REQUIREMENTS: Rewrite the items from the first line through the line containing "star-icon — [178, 48, 205, 75]", changing every "drawer-handle" to "drawer-pull" and leaving everything else as it is.

DATA FOR THIS EXERCISE:
####################
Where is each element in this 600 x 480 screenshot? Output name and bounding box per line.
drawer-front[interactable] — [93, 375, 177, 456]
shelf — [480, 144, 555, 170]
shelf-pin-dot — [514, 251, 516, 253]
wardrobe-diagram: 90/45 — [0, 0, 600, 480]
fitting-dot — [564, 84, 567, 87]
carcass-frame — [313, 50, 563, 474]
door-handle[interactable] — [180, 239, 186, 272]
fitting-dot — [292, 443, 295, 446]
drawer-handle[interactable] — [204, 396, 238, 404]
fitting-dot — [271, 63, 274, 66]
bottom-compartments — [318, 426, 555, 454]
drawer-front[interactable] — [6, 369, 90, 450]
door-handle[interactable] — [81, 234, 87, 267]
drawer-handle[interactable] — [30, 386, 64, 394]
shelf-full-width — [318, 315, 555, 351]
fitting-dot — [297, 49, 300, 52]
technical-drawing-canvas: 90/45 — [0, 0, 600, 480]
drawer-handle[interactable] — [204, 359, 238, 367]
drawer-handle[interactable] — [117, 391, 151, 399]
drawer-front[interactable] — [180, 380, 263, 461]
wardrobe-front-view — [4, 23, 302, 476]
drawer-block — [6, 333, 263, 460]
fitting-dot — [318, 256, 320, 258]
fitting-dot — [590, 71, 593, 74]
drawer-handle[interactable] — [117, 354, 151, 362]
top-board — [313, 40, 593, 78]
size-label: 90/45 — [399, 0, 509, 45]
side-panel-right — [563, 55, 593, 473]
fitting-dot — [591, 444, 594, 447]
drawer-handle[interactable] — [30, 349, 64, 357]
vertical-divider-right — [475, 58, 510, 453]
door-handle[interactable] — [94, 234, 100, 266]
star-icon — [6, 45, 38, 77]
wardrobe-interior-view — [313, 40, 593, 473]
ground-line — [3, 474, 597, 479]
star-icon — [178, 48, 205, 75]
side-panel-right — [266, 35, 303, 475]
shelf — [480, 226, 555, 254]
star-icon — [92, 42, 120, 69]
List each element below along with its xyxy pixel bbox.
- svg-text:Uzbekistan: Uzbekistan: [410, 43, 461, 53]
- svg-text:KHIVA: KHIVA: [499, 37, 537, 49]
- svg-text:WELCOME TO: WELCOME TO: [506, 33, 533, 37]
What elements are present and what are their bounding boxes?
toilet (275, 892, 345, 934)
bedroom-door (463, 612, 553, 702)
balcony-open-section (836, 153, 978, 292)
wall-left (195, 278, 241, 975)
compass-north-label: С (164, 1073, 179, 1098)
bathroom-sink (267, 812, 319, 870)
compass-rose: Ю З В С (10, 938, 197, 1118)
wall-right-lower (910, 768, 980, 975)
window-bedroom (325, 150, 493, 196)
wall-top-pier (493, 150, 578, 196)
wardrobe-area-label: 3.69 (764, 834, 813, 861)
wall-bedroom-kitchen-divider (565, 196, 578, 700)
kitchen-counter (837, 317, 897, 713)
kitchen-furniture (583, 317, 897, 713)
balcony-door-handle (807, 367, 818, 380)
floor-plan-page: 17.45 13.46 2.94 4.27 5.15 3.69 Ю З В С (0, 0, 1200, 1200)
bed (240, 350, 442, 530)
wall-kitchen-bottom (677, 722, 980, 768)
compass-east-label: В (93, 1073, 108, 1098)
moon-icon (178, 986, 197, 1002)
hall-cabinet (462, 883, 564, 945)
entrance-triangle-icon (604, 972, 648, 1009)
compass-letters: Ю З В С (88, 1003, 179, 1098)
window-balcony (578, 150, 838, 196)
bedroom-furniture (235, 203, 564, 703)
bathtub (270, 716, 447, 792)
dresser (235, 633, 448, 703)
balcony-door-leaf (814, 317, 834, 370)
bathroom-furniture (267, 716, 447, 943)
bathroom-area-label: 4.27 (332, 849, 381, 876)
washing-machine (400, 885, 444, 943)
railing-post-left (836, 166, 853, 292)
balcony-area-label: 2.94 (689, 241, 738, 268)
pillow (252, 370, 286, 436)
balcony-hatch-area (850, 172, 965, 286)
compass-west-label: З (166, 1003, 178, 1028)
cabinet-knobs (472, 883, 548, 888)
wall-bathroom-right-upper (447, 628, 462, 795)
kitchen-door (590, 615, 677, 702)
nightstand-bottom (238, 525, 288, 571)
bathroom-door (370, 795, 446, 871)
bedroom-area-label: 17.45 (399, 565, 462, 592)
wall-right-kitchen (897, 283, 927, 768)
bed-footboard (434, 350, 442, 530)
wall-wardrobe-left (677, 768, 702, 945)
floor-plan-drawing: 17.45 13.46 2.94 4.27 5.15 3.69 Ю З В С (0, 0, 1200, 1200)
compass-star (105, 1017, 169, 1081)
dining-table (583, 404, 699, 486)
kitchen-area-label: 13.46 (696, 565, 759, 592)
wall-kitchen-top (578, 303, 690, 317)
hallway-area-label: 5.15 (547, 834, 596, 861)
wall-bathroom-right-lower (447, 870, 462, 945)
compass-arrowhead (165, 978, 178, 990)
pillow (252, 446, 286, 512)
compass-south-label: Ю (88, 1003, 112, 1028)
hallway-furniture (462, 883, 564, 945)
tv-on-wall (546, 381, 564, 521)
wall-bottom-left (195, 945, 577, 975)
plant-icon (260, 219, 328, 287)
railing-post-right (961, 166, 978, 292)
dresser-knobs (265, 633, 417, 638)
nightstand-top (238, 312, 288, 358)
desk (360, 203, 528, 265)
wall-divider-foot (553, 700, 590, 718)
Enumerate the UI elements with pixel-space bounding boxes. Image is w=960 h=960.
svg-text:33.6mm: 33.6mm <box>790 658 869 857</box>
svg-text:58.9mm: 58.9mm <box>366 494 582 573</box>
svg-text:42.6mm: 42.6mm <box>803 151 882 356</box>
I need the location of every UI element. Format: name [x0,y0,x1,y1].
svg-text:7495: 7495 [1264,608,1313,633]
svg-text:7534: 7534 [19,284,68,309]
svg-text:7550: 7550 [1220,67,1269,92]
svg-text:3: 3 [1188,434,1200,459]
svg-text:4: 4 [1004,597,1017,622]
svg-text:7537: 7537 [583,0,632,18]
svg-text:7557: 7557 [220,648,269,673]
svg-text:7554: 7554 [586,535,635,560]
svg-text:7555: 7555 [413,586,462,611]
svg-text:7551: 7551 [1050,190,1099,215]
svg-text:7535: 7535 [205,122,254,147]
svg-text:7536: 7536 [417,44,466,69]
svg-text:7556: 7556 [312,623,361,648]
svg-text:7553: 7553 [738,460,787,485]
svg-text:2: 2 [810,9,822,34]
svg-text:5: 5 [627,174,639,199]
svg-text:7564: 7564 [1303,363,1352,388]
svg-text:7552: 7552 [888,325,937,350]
####################
FULL ANSWER:
Where is each element in this 600 x 480 screenshot? Output name and bounding box per line.
drawer-front[interactable] — [93, 375, 177, 456]
shelf — [480, 144, 555, 170]
shelf-pin-dot — [514, 251, 516, 253]
wardrobe-diagram: 90/45 — [0, 0, 600, 480]
fitting-dot — [564, 84, 567, 87]
carcass-frame — [313, 50, 563, 474]
door-handle[interactable] — [180, 239, 186, 272]
fitting-dot — [292, 443, 295, 446]
drawer-pull[interactable] — [204, 396, 238, 404]
fitting-dot — [271, 63, 274, 66]
bottom-compartments — [318, 426, 555, 454]
drawer-front[interactable] — [6, 369, 90, 450]
door-handle[interactable] — [81, 234, 87, 267]
drawer-pull[interactable] — [30, 386, 64, 394]
shelf-full-width — [318, 315, 555, 351]
fitting-dot — [297, 49, 300, 52]
technical-drawing-canvas: 90/45 — [0, 0, 600, 480]
drawer-pull[interactable] — [204, 359, 238, 367]
drawer-pull[interactable] — [117, 391, 151, 399]
drawer-front[interactable] — [180, 380, 263, 461]
wardrobe-front-view — [4, 23, 302, 476]
drawer-block — [6, 333, 263, 460]
fitting-dot — [318, 256, 320, 258]
fitting-dot — [590, 71, 593, 74]
drawer-pull[interactable] — [117, 354, 151, 362]
top-board — [313, 40, 593, 78]
size-label: 90/45 — [399, 0, 509, 45]
side-panel-right — [563, 55, 593, 473]
fitting-dot — [591, 444, 594, 447]
drawer-pull[interactable] — [30, 349, 64, 357]
vertical-divider-right — [475, 58, 510, 453]
door-handle[interactable] — [94, 234, 100, 266]
star-icon — [6, 45, 38, 77]
wardrobe-interior-view — [313, 40, 593, 473]
ground-line — [3, 474, 597, 479]
star-icon — [178, 48, 205, 75]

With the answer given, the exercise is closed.